_DATASET EXTRACT_:
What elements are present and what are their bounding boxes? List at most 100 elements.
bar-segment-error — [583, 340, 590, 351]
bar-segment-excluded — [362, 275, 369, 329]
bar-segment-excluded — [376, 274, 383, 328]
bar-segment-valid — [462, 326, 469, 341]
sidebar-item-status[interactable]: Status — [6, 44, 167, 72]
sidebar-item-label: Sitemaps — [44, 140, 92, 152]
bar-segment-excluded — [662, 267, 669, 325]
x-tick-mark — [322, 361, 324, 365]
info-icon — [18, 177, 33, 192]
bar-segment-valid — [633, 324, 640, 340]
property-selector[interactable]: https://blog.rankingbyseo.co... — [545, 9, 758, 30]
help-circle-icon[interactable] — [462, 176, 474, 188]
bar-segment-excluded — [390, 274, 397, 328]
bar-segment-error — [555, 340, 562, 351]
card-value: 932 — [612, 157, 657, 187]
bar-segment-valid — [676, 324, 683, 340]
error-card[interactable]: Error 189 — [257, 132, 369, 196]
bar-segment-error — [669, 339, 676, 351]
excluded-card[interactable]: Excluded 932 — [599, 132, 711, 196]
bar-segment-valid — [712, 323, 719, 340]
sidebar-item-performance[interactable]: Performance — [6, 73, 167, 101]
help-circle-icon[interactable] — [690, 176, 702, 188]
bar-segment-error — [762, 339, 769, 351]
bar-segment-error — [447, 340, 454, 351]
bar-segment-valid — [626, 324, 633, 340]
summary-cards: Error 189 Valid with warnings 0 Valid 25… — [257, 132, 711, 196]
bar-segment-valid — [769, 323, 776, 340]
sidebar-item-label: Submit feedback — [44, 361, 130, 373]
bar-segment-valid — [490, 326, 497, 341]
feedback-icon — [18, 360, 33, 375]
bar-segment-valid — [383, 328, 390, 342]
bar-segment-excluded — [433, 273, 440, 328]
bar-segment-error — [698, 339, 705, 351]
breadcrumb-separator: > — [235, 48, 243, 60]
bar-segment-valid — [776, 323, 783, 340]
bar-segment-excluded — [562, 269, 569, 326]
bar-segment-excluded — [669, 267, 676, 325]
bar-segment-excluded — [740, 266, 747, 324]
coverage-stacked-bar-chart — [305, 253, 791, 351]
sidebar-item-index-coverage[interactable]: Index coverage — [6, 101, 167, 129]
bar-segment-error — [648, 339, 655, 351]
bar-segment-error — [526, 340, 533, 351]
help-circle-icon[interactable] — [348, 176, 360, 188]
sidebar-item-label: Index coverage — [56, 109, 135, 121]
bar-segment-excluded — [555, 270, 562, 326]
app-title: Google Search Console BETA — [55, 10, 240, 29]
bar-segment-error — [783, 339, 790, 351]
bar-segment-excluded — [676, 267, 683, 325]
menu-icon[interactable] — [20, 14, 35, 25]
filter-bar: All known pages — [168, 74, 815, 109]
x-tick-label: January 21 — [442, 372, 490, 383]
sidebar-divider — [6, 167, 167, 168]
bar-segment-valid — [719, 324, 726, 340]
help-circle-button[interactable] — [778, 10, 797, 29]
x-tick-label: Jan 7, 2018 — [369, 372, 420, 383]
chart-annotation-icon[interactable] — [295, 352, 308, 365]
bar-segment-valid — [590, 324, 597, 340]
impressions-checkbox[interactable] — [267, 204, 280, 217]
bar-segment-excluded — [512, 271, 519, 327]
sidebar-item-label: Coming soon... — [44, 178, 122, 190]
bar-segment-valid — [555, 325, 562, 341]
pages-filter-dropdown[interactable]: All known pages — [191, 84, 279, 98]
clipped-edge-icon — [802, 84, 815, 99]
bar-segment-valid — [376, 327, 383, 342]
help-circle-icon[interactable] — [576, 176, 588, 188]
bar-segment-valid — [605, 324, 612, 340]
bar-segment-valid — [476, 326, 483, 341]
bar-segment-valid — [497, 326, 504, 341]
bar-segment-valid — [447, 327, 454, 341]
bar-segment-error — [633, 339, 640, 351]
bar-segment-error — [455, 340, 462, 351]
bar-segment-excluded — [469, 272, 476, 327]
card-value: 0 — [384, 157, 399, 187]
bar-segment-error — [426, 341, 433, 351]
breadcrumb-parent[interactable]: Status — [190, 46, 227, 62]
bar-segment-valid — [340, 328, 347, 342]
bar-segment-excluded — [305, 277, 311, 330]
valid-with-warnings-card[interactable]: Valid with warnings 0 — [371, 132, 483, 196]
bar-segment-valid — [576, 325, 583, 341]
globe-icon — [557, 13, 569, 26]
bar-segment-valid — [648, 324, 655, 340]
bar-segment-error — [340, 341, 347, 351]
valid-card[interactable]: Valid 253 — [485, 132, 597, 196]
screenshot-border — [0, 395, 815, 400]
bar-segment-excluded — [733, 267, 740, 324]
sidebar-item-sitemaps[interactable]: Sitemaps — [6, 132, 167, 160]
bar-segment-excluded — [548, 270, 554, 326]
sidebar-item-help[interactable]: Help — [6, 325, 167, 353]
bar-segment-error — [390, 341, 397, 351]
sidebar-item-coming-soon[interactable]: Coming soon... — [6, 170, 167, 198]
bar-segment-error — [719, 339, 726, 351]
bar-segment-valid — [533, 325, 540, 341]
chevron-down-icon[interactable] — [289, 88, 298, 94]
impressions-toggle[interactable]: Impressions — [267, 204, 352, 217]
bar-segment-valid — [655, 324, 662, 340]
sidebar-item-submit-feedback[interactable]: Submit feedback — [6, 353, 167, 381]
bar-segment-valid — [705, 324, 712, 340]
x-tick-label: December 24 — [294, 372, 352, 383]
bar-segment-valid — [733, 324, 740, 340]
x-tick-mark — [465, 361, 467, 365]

_TASK OBJECTIVE_: Reproduce every one of the entries above, unchanged and in the same order.

_THE REPLY_:
What elements are present and what are their bounding boxes? List at most 100 elements.
bar-segment-error — [583, 340, 590, 351]
bar-segment-excluded — [362, 275, 369, 329]
bar-segment-excluded — [376, 274, 383, 328]
bar-segment-valid — [462, 326, 469, 341]
sidebar-item-status[interactable]: Status — [6, 44, 167, 72]
sidebar-item-label: Sitemaps — [44, 140, 92, 152]
bar-segment-excluded — [662, 267, 669, 325]
x-tick-mark — [322, 361, 324, 365]
info-icon — [18, 177, 33, 192]
bar-segment-valid — [633, 324, 640, 340]
property-selector[interactable]: https://blog.rankingbyseo.co... — [545, 9, 758, 30]
help-circle-icon[interactable] — [462, 176, 474, 188]
bar-segment-excluded — [390, 274, 397, 328]
bar-segment-error — [555, 340, 562, 351]
card-value: 932 — [612, 157, 657, 187]
bar-segment-valid — [676, 324, 683, 340]
error-card[interactable]: Error 189 — [257, 132, 369, 196]
bar-segment-error — [669, 339, 676, 351]
excluded-card[interactable]: Excluded 932 — [599, 132, 711, 196]
bar-segment-valid — [712, 323, 719, 340]
sidebar-item-performance[interactable]: Performance — [6, 73, 167, 101]
help-circle-icon[interactable] — [690, 176, 702, 188]
bar-segment-error — [762, 339, 769, 351]
bar-segment-error — [447, 340, 454, 351]
bar-segment-valid — [626, 324, 633, 340]
summary-cards: Error 189 Valid with warnings 0 Valid 25… — [257, 132, 711, 196]
bar-segment-valid — [769, 323, 776, 340]
sidebar-item-label: Submit feedback — [44, 361, 130, 373]
bar-segment-valid — [490, 326, 497, 341]
feedback-icon — [18, 360, 33, 375]
bar-segment-valid — [383, 328, 390, 342]
bar-segment-excluded — [433, 273, 440, 328]
bar-segment-error — [698, 339, 705, 351]
breadcrumb-separator: > — [235, 48, 243, 60]
bar-segment-valid — [776, 323, 783, 340]
bar-segment-excluded — [562, 269, 569, 326]
bar-segment-excluded — [669, 267, 676, 325]
bar-segment-excluded — [740, 266, 747, 324]
coverage-stacked-bar-chart — [305, 253, 791, 351]
sidebar-item-index-coverage[interactable]: Index coverage — [6, 101, 167, 129]
bar-segment-error — [648, 339, 655, 351]
bar-segment-error — [526, 340, 533, 351]
help-circle-icon[interactable] — [348, 176, 360, 188]
sidebar-item-label: Index coverage — [56, 109, 135, 121]
bar-segment-excluded — [555, 270, 562, 326]
app-title: Google Search Console BETA — [55, 10, 240, 29]
bar-segment-error — [783, 339, 790, 351]
bar-segment-excluded — [676, 267, 683, 325]
menu-icon[interactable] — [20, 14, 35, 25]
filter-bar: All known pages — [168, 74, 815, 109]
x-tick-label: January 21 — [442, 372, 490, 383]
sidebar-divider — [6, 167, 167, 168]
bar-segment-valid — [719, 324, 726, 340]
help-circle-button[interactable] — [778, 10, 797, 29]
x-tick-label: Jan 7, 2018 — [369, 372, 420, 383]
chart-annotation-icon[interactable] — [295, 352, 308, 365]
bar-segment-valid — [590, 324, 597, 340]
impressions-checkbox[interactable] — [267, 204, 280, 217]
bar-segment-excluded — [512, 271, 519, 327]
sidebar-item-label: Coming soon... — [44, 178, 122, 190]
bar-segment-valid — [555, 325, 562, 341]
pages-filter-dropdown[interactable]: All known pages — [191, 84, 279, 98]
clipped-edge-icon — [802, 84, 815, 99]
bar-segment-valid — [376, 327, 383, 342]
help-circle-icon[interactable] — [576, 176, 588, 188]
bar-segment-valid — [605, 324, 612, 340]
bar-segment-valid — [476, 326, 483, 341]
bar-segment-valid — [497, 326, 504, 341]
bar-segment-valid — [447, 327, 454, 341]
bar-segment-error — [633, 339, 640, 351]
bar-segment-error — [455, 340, 462, 351]
bar-segment-excluded — [469, 272, 476, 327]
card-value: 0 — [384, 157, 399, 187]
bar-segment-error — [426, 341, 433, 351]
breadcrumb-parent[interactable]: Status — [190, 46, 227, 62]
bar-segment-valid — [340, 328, 347, 342]
bar-segment-excluded — [305, 277, 311, 330]
valid-with-warnings-card[interactable]: Valid with warnings 0 — [371, 132, 483, 196]
bar-segment-valid — [576, 325, 583, 341]
globe-icon — [557, 13, 569, 26]
bar-segment-valid — [648, 324, 655, 340]
bar-segment-error — [340, 341, 347, 351]
valid-card[interactable]: Valid 253 — [485, 132, 597, 196]
screenshot-border — [0, 395, 815, 400]
bar-segment-excluded — [733, 267, 740, 324]
sidebar-item-sitemaps[interactable]: Sitemaps — [6, 132, 167, 160]
bar-segment-excluded — [548, 270, 554, 326]
sidebar-item-help[interactable]: Help — [6, 325, 167, 353]
bar-segment-error — [390, 341, 397, 351]
sidebar-item-coming-soon[interactable]: Coming soon... — [6, 170, 167, 198]
bar-segment-error — [719, 339, 726, 351]
bar-segment-valid — [533, 325, 540, 341]
chevron-down-icon[interactable] — [289, 88, 298, 94]
impressions-toggle[interactable]: Impressions — [267, 204, 352, 217]
bar-segment-valid — [655, 324, 662, 340]
sidebar-item-submit-feedback[interactable]: Submit feedback — [6, 353, 167, 381]
bar-segment-valid — [705, 324, 712, 340]
x-tick-label: December 24 — [294, 372, 352, 383]
bar-segment-valid — [733, 324, 740, 340]
x-tick-mark — [465, 361, 467, 365]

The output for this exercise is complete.